**Supplied records**
————————
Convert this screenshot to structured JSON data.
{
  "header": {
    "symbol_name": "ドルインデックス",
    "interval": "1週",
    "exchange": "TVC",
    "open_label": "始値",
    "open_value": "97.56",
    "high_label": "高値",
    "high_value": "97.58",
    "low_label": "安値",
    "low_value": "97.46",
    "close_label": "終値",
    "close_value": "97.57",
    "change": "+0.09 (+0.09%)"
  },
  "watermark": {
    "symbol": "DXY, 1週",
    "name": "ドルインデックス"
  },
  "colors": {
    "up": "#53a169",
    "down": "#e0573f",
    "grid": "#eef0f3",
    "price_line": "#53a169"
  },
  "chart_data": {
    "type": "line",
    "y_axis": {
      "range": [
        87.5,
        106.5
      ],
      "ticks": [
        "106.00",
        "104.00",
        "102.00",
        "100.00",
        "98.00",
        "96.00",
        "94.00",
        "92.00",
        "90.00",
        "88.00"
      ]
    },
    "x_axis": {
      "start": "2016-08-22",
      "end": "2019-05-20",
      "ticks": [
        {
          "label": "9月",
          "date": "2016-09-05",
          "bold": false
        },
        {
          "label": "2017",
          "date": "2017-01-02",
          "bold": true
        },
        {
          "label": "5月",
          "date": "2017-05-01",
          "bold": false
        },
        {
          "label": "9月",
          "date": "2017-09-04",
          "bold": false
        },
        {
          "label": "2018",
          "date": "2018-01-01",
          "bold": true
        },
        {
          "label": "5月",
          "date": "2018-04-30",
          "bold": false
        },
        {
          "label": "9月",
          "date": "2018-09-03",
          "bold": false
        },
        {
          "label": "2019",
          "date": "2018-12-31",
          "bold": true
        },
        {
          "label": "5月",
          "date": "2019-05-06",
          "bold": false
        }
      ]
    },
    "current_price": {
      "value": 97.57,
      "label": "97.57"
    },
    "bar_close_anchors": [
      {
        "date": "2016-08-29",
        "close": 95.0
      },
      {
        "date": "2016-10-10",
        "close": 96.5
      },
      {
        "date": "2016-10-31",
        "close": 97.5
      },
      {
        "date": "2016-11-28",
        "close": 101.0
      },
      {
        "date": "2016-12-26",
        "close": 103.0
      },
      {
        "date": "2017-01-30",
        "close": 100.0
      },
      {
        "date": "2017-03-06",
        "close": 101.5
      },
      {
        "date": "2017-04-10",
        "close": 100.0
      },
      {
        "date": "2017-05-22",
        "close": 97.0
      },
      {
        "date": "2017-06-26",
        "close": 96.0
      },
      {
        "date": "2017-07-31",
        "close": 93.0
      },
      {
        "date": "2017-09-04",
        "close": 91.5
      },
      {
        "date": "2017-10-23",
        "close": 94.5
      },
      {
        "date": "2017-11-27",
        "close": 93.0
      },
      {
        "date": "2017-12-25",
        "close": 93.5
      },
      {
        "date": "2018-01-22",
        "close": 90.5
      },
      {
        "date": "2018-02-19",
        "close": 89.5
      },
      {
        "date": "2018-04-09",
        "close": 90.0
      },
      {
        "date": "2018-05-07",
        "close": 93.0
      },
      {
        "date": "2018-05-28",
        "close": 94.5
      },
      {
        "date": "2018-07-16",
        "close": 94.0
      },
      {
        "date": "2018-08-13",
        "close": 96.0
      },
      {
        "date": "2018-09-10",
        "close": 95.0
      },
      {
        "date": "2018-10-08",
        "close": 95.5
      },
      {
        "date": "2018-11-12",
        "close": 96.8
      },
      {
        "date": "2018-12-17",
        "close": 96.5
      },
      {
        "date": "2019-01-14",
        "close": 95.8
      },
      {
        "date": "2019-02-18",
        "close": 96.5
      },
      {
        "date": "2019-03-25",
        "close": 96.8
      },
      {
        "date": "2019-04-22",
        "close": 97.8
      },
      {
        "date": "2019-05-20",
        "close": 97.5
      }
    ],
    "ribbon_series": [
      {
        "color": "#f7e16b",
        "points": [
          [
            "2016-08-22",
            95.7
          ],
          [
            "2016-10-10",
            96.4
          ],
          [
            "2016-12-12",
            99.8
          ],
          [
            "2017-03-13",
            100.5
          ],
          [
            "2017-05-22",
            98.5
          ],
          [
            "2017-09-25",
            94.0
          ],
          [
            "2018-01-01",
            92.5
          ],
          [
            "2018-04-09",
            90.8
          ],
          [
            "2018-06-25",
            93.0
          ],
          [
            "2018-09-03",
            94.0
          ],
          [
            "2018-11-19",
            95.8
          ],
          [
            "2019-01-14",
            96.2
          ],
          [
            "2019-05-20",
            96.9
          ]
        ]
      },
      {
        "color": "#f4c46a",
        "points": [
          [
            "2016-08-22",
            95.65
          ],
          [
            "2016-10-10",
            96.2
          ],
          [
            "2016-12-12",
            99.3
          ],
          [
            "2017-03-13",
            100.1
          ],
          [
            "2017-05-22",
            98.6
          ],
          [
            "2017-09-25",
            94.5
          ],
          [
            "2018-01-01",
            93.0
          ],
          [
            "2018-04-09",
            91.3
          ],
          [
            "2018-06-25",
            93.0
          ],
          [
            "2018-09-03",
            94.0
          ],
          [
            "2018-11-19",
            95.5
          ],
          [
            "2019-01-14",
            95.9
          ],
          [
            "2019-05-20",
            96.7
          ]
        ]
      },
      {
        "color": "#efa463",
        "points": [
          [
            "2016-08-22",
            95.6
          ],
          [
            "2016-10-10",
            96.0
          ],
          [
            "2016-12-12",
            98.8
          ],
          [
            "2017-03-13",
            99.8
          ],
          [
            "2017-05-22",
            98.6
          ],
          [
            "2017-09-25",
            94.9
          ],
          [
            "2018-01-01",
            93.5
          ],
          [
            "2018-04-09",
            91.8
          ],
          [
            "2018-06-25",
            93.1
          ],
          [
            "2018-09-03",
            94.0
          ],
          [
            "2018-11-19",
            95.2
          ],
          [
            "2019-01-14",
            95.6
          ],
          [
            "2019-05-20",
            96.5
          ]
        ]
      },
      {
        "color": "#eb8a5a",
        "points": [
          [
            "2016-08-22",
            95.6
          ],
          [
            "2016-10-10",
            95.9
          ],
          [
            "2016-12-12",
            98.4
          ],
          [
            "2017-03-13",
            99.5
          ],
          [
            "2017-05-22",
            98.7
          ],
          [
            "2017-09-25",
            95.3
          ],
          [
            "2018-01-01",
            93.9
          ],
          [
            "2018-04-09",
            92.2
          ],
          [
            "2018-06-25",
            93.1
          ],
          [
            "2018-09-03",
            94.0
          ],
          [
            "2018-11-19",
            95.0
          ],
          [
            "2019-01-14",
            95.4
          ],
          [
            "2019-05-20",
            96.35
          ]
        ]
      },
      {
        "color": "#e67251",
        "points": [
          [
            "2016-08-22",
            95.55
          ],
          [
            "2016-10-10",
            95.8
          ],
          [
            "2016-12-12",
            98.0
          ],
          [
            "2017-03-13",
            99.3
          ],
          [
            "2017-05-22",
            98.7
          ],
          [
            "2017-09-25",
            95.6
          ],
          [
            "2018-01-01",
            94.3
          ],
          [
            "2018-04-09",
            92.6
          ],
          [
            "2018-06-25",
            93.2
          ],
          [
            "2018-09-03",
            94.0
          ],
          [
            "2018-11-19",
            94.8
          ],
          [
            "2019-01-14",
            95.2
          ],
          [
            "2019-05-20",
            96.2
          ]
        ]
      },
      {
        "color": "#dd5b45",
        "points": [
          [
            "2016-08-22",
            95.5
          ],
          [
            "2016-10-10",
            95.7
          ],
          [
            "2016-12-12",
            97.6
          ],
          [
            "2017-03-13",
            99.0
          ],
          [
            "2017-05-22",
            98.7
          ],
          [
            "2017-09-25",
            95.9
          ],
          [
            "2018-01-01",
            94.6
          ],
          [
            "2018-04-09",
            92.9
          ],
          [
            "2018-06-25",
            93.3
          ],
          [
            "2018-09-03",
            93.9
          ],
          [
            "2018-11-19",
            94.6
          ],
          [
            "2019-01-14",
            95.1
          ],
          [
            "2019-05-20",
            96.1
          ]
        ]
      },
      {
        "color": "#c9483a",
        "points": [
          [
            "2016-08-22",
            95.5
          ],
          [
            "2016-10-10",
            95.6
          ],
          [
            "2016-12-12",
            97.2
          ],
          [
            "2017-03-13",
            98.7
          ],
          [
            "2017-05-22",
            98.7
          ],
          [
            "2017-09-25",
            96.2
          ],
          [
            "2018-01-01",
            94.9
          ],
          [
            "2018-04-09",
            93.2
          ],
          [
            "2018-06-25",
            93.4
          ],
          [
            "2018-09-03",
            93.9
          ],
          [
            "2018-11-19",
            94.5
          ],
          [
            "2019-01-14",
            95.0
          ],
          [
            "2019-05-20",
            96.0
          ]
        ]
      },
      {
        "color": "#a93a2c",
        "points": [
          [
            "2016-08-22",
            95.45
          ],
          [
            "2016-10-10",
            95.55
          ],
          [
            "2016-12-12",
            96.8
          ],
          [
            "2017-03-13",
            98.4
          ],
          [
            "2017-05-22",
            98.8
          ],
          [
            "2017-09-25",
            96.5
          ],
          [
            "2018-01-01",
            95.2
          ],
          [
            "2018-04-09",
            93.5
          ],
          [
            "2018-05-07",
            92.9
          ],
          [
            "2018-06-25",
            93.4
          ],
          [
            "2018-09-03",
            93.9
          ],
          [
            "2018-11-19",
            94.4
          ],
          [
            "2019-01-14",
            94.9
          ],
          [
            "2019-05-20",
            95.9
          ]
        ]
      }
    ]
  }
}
————————
**Your goal**
Search the records for the word "ドルインデックス". Copy every line that has it.

**Response**
    "symbol_name": "ドルインデックス",
    "name": "ドルインデックス"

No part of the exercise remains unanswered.